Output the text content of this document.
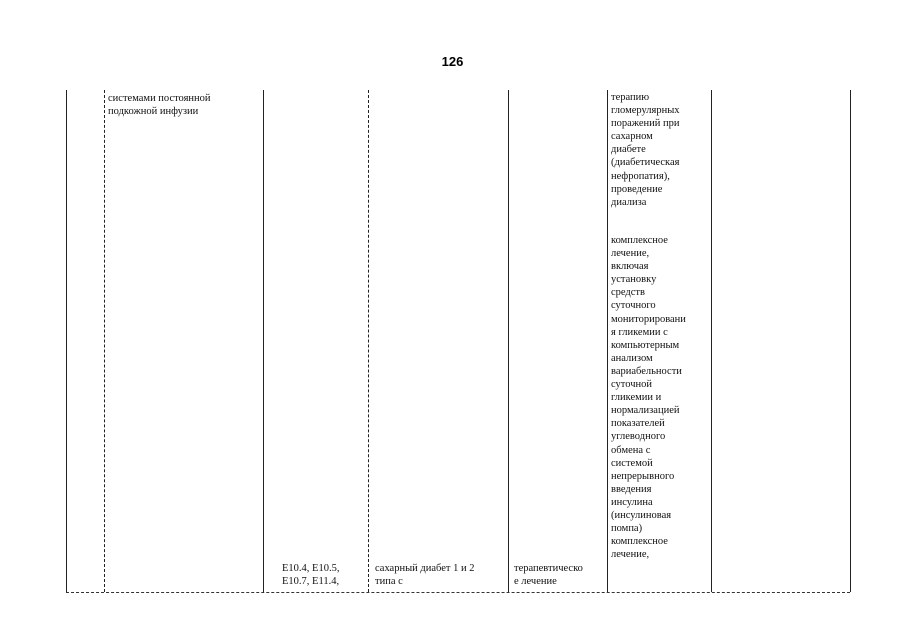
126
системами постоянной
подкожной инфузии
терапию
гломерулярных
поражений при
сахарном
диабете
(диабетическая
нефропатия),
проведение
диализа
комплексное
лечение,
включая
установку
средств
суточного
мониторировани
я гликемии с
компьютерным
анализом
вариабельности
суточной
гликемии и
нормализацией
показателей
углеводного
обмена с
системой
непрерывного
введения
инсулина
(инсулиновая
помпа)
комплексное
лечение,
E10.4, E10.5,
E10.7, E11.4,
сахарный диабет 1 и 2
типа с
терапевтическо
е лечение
...
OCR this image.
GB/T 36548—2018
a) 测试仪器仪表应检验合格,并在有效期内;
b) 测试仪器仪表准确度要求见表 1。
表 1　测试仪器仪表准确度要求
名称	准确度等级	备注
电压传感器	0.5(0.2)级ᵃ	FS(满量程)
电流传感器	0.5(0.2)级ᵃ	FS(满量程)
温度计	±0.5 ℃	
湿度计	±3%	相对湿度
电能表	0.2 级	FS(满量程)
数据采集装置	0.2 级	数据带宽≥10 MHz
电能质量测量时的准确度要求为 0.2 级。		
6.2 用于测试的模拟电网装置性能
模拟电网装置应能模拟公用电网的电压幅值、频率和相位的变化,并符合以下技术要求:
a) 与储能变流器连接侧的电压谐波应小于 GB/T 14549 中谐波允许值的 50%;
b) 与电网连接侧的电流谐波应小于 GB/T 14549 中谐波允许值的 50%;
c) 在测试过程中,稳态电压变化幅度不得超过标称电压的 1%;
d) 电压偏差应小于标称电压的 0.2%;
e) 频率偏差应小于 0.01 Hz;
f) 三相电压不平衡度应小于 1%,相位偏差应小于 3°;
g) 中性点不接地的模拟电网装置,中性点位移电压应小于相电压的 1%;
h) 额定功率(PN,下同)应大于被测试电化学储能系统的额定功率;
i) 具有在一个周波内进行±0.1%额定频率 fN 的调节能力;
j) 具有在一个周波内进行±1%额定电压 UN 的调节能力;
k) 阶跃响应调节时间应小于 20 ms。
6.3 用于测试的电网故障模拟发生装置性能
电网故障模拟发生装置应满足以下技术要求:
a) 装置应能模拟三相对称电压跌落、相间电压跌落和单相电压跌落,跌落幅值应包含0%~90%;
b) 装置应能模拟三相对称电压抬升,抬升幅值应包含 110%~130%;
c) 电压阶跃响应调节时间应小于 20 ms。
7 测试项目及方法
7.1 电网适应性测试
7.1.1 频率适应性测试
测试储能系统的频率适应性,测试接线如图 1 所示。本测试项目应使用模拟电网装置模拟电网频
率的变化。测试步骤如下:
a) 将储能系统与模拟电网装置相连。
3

WORK INSTRUCTIONS. Reproduce each line from the records that contains the word "的调节能力".

FINISHED TASK.
i) 具有在一个周波内进行±0.1%额定频率 fN 的调节能力;
j) 具有在一个周波内进行±1%额定电压 UN 的调节能力;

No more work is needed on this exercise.